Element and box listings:
□ □ □ □

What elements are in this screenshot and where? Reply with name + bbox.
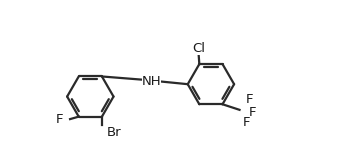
- Text: F: F: [249, 106, 256, 119]
- Text: F: F: [56, 113, 63, 126]
- Text: NH: NH: [142, 75, 161, 88]
- Text: F: F: [243, 116, 250, 129]
- Text: F: F: [246, 93, 253, 105]
- Text: Br: Br: [107, 126, 121, 139]
- Text: Cl: Cl: [192, 42, 205, 55]
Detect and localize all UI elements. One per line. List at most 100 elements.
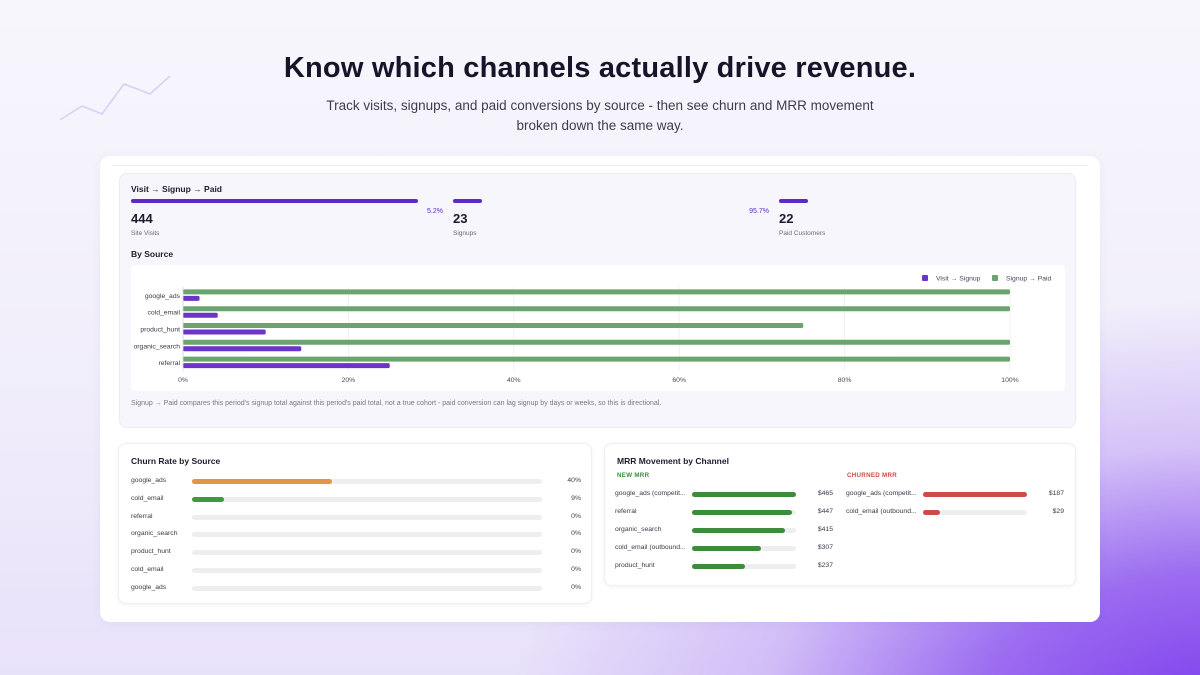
chart-legend-swatch bbox=[992, 275, 998, 281]
new-mrr-row-track bbox=[692, 510, 796, 516]
chart-bar-visit-to-signup bbox=[183, 295, 200, 301]
chart-bar-visit-to-signup bbox=[183, 329, 266, 335]
chart-bar-signup-to-paid bbox=[183, 323, 804, 328]
churned-mrr-row-value: $29 bbox=[1052, 508, 1064, 516]
churned-mrr-row-fill bbox=[923, 492, 1027, 497]
churn-row-label: google_ads bbox=[131, 583, 167, 591]
new-mrr-row-label: referral bbox=[615, 508, 637, 516]
funnel-bar-paid bbox=[779, 199, 808, 203]
chart-x-tick-label: 40% bbox=[507, 377, 521, 384]
funnel-conversion-paid: 95.7% bbox=[749, 208, 769, 215]
churn-row-value: 0% bbox=[571, 512, 581, 520]
churned-mrr-row-label: cold_email (outbound... bbox=[846, 508, 917, 516]
churn-row-label: product_hunt bbox=[131, 548, 171, 556]
funnel-bar-visits bbox=[131, 199, 418, 203]
new-mrr-row-label: organic_search bbox=[615, 526, 662, 534]
churn-row-label: referral bbox=[131, 512, 153, 520]
new-mrr-row-fill bbox=[692, 564, 746, 570]
funnel-value-signups: 23 bbox=[453, 211, 468, 226]
chart-x-tick-label: 20% bbox=[342, 377, 356, 384]
churn-title: Churn Rate by Source bbox=[131, 456, 221, 466]
chart-legend-label: Signup → Paid bbox=[1006, 276, 1052, 283]
funnel-title: Visit → Signup → Paid bbox=[131, 184, 222, 194]
funnel-value-paid: 22 bbox=[779, 211, 794, 226]
hero-subtitle-line-2: broken down the same way. bbox=[516, 118, 684, 133]
chart-bar-signup-to-paid bbox=[183, 306, 1010, 312]
churn-row-value: 0% bbox=[571, 548, 581, 556]
new-mrr-row-label: product_hunt bbox=[615, 562, 655, 570]
chart-category-label: organic_search bbox=[134, 343, 181, 350]
chart-category-label: product_hunt bbox=[140, 327, 180, 334]
mrr-movement-card: MRR Movement by Channel NEW MRR CHURNED … bbox=[604, 443, 1076, 586]
by-source-chart-svg: 0% 20% 40% 60% 80% 100% google_ads cold_emailpr… bbox=[134, 275, 1052, 384]
new-mrr-row-value: $465 bbox=[817, 490, 833, 497]
churn-row-track bbox=[192, 514, 542, 520]
new-mrr-row-label: google_ads (competit... bbox=[615, 490, 686, 497]
churn-row-label: cold_email bbox=[131, 494, 164, 502]
new-mrr-row-track bbox=[692, 564, 796, 570]
churn-row-track bbox=[192, 479, 542, 484]
new-mrr-row-value: $447 bbox=[817, 508, 833, 516]
funnel-bar-signups bbox=[453, 199, 482, 203]
chart-bar-visit-to-signup bbox=[183, 312, 218, 318]
churn-row-label: cold_email bbox=[131, 566, 164, 573]
frame-divider bbox=[112, 165, 1088, 166]
chart-bar-signup-to-paid bbox=[183, 339, 1010, 345]
funnel-label-paid: Paid Customers bbox=[779, 230, 826, 237]
chart-x-tick-label: 80% bbox=[838, 377, 852, 384]
churned-mrr-row-label: google_ads (competit... bbox=[846, 490, 917, 497]
by-source-note: Signup → Paid compares this period's sig… bbox=[131, 400, 662, 407]
churned-mrr-row-track bbox=[923, 492, 1027, 497]
churned-mrr-header: CHURNED MRR bbox=[847, 472, 898, 479]
chart-bar-visit-to-signup bbox=[183, 346, 302, 352]
churn-row-value: 0% bbox=[571, 566, 581, 573]
funnel-card: Visit → Signup → Paid 444 Site Visits 5.… bbox=[119, 173, 1076, 428]
chart-x-tick-label: 0% bbox=[178, 377, 188, 384]
new-mrr-row-value: $237 bbox=[817, 562, 833, 570]
chart-x-tick-label: 100% bbox=[1001, 377, 1018, 384]
hero-subtitle: Track visits, signups, and paid conversi… bbox=[320, 96, 880, 136]
new-mrr-row-fill bbox=[692, 546, 761, 552]
chart-bar-signup-to-paid bbox=[183, 356, 1010, 362]
new-mrr-row-value: $415 bbox=[817, 526, 833, 534]
churn-row-value: 0% bbox=[571, 530, 581, 538]
new-mrr-header: NEW MRR bbox=[617, 472, 650, 479]
by-source-title: By Source bbox=[131, 249, 174, 259]
new-mrr-row-track bbox=[692, 528, 796, 534]
new-mrr-row-label: cold_email (outbound... bbox=[615, 544, 686, 552]
churn-rate-card: Churn Rate by Source google_ads 40% cold_e… bbox=[118, 443, 592, 604]
funnel-label-visits: Site Visits bbox=[131, 230, 160, 237]
churned-mrr-row-fill bbox=[923, 510, 940, 516]
new-mrr-row-track bbox=[692, 492, 796, 497]
new-mrr-row-track bbox=[692, 546, 796, 552]
churn-row-value: 40% bbox=[567, 477, 581, 484]
churn-row-value: 9% bbox=[571, 494, 581, 502]
chart-legend-label: Visit → Signup bbox=[936, 276, 981, 283]
chart-category-label: google_ads bbox=[145, 293, 181, 300]
new-mrr-row-fill bbox=[692, 528, 785, 534]
churn-row-fill bbox=[192, 479, 332, 484]
new-mrr-row-fill bbox=[692, 510, 792, 516]
funnel-label-signups: Signups bbox=[453, 230, 477, 237]
churn-row-track bbox=[192, 568, 542, 573]
churn-row-track bbox=[192, 496, 542, 502]
new-mrr-row-fill bbox=[692, 492, 796, 497]
hero-title: Know which channels actually drive reven… bbox=[283, 52, 917, 84]
decorative-sparkline-icon bbox=[59, 75, 171, 121]
chart-category-label: referral bbox=[158, 360, 180, 367]
churned-mrr-row-track bbox=[923, 510, 1027, 516]
chart-category-label: cold_email bbox=[148, 310, 181, 317]
churn-row-track bbox=[192, 550, 542, 556]
chart-bar-signup-to-paid bbox=[183, 289, 1010, 295]
churned-mrr-row-value: $187 bbox=[1048, 490, 1064, 497]
dashboard-frame: Visit → Signup → Paid 444 Site Visits 5.… bbox=[100, 156, 1100, 622]
churn-row-value: 0% bbox=[571, 583, 581, 591]
funnel-value-visits: 444 bbox=[131, 211, 153, 226]
chart-bar-visit-to-signup bbox=[183, 363, 390, 369]
funnel-conversion-signups: 5.2% bbox=[427, 208, 443, 215]
churn-row-label: google_ads bbox=[131, 477, 167, 484]
chart-x-tick-label: 60% bbox=[672, 377, 686, 384]
mrr-title: MRR Movement by Channel bbox=[617, 456, 729, 466]
chart-legend-swatch bbox=[922, 275, 928, 281]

□ □ □ □

TASK BRIEF —
Locate every line in the records above that contains the string "fill", and copy each of those lines in full.

RESULT FOR THIS EXERCISE —
churned-mrr-row-fill bbox=[923, 492, 1027, 497]
new-mrr-row-fill bbox=[692, 564, 746, 570]
new-mrr-row-fill bbox=[692, 546, 761, 552]
churned-mrr-row-fill bbox=[923, 510, 940, 516]
new-mrr-row-fill bbox=[692, 528, 785, 534]
churn-row-fill bbox=[192, 479, 332, 484]
new-mrr-row-fill bbox=[692, 510, 792, 516]
new-mrr-row-fill bbox=[692, 492, 796, 497]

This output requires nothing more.